▶ **Entries in the collection**:
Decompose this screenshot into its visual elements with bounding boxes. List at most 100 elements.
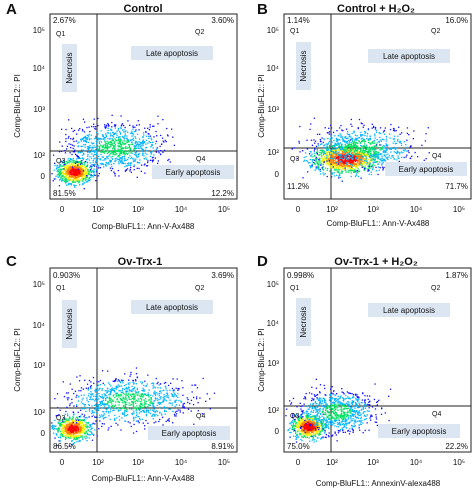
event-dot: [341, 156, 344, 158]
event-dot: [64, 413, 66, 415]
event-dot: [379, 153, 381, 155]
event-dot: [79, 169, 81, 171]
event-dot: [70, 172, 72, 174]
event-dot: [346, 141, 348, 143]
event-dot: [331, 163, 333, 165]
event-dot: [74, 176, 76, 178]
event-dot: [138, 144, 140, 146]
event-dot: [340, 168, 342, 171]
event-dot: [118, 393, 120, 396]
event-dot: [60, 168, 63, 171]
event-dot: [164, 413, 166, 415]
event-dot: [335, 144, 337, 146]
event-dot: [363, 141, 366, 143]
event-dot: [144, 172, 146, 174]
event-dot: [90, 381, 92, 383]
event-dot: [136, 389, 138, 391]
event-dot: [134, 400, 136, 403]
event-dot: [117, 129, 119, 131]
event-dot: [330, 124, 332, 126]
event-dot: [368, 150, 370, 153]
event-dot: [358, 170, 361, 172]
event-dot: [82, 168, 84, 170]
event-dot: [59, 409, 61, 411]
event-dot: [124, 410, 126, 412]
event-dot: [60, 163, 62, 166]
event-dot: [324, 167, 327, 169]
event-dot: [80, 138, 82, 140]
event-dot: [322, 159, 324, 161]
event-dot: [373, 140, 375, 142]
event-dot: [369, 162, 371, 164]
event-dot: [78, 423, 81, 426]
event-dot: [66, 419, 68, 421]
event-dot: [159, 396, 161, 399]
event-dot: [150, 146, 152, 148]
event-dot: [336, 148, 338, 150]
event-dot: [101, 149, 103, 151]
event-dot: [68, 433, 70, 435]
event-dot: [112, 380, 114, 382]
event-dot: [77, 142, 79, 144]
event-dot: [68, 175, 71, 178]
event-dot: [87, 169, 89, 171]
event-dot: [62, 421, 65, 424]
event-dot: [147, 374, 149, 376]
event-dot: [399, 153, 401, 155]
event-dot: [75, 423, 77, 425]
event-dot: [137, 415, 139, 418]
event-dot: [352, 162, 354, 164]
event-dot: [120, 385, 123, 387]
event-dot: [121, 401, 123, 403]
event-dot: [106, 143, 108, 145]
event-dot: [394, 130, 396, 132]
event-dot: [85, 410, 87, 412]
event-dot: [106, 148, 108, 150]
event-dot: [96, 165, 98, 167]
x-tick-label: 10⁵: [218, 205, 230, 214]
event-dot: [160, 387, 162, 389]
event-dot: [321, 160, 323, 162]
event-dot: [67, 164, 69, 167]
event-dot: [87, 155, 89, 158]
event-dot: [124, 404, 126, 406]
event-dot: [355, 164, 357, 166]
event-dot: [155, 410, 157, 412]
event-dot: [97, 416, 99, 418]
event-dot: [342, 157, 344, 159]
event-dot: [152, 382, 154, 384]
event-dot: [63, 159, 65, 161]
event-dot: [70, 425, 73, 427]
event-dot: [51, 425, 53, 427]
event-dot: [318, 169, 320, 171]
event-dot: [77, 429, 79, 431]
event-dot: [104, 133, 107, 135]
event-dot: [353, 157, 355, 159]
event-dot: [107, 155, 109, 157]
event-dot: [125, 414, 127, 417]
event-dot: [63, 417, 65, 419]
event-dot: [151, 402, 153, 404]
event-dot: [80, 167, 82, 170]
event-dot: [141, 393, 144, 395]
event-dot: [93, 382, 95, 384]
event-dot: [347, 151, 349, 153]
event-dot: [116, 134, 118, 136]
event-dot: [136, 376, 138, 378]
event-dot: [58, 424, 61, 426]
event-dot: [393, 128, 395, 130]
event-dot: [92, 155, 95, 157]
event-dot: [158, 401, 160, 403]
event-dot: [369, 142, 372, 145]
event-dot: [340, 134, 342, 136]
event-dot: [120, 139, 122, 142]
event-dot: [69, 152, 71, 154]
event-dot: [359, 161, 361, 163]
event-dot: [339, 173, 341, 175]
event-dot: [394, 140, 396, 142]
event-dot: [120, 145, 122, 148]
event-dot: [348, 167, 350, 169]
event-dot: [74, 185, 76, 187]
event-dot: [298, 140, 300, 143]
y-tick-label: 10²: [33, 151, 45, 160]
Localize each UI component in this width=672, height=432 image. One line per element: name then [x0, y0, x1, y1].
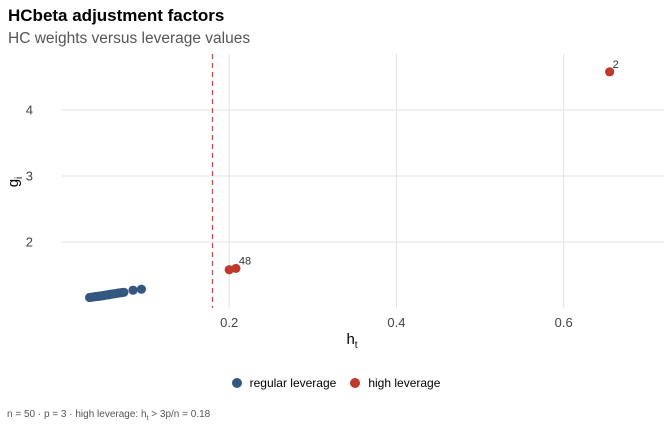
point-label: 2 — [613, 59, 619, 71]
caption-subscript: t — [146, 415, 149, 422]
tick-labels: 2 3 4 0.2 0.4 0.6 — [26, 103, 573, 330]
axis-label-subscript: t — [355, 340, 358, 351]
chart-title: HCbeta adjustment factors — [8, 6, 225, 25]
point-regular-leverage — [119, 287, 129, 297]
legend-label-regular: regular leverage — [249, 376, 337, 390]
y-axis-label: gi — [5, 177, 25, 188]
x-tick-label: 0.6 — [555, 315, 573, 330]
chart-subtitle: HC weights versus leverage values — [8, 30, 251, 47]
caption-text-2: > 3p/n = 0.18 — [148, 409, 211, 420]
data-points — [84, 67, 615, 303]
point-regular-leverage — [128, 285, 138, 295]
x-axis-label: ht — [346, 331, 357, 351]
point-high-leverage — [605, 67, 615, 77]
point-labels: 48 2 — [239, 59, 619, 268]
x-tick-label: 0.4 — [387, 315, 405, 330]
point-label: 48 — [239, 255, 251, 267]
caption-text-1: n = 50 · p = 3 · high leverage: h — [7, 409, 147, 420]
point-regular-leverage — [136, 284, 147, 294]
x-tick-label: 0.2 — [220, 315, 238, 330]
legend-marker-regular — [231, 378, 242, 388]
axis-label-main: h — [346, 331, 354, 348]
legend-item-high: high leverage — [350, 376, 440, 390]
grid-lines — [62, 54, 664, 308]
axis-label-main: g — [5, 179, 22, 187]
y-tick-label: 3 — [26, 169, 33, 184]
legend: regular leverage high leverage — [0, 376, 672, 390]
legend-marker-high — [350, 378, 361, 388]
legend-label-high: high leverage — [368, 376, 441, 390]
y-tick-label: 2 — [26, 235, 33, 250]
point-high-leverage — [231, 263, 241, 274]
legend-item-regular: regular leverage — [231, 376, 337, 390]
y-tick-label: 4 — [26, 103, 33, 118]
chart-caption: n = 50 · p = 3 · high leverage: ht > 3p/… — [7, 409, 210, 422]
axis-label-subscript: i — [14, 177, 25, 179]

▶ **Task objective**: Please reproduce the lines verbatim, beginning with the line that contains "point-label: 2 — [613, 59, 619, 71]" and ending after the line that contains "data-points — [84, 67, 615, 303]".

▶ **Answer to the exercise**:
point-label: 2 — [613, 59, 619, 71]
caption-subscript: t — [146, 415, 149, 422]
tick-labels: 2 3 4 0.2 0.4 0.6 — [26, 103, 573, 330]
axis-label-subscript: t — [355, 340, 358, 351]
chart-title: HCbeta adjustment factors — [8, 6, 225, 25]
point-regular-leverage — [119, 287, 129, 297]
legend-label-regular: regular leverage — [249, 376, 337, 390]
y-axis-label: gi — [5, 177, 25, 188]
x-tick-label: 0.6 — [555, 315, 573, 330]
chart-subtitle: HC weights versus leverage values — [8, 30, 251, 47]
caption-text-2: > 3p/n = 0.18 — [148, 409, 211, 420]
data-points — [84, 67, 615, 303]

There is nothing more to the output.